# The task
From the attic insulation post, reproduce everything from "I'll try to" down to "of the pic)." word for word.

# Attic insulation suggestions?



## iwfur25 (Jul 9, 2012)

I'll try to explain what the house has without making a huge wall of text...

The house is a split level with a protrusion off the front that has half the basement and the master bedroom. Half of the main attic is a finished room (left side of the pic).

Walls are mostly uninsulated except for the ~20ft in the kitchen (had the drywall down, installed R15). Brick facade, a layer of fibrous sheathing, open stud wall otherwise.

Ceilings facing the attic have presumably 1954 vintage fiberglass batts a few inches thick (R13, 15, who knows) plus unknown vintage loose cellulose which seems to be 8-9 inches thick except a small area where the whole house fan has moved it. The sloped parts of the attic room ceiling just have the fiberglass with an air gap between it and the roof sheathing. The attic over the master bedroom is very low, under 3 ft from rafters to peak. There is a similar height tunnel above the attic room.

The bedroom attic has 2 turtle vents in the roof and the main attic has a continuous ridge vent and 2 gable vents. Both attic areas are open to each other. The soffits are fairly narrow and were unvented but I recently cut them out so air inlet is as good as it's going to get. From what I can tell the cellulose is now now longer blocking any airflow and almost every rafter space has a clear path between the soffit and attic area.

Dataset entries

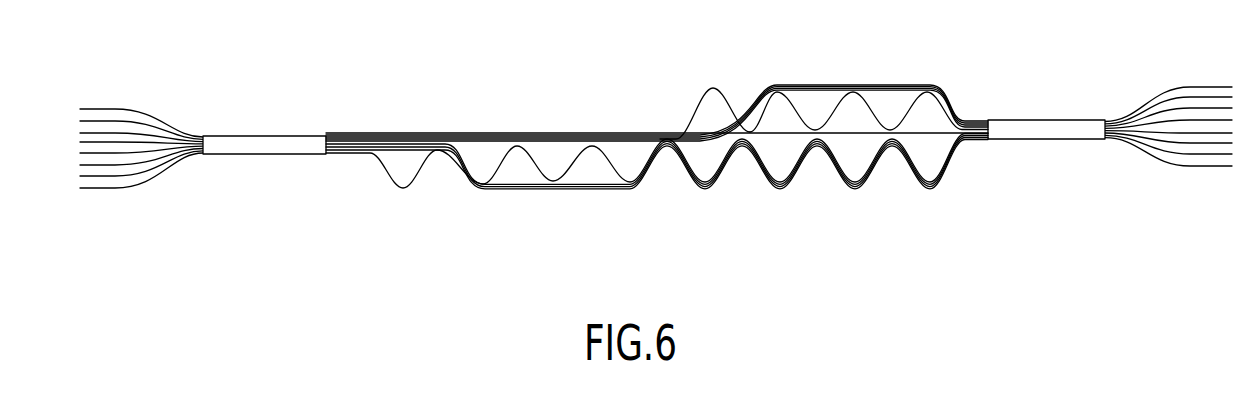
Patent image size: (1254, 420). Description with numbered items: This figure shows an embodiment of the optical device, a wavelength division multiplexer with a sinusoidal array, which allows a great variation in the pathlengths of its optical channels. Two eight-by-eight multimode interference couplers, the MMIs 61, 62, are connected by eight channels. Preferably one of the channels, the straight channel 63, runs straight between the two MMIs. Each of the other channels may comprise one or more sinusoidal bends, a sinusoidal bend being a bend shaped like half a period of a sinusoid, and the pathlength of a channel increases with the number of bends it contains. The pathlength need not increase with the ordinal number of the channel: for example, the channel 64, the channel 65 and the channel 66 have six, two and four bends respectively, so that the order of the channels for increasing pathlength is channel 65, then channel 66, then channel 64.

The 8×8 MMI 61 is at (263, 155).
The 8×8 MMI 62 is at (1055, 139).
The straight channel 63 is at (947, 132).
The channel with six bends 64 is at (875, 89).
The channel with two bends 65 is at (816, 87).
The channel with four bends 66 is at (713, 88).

# Exercise output
I'll try to explain what the house has without making a huge wall of text...

The house is a split level with a protrusion off the front that has half the basement and the master bedroom. Half of the main attic is a finished room (left side of the pic).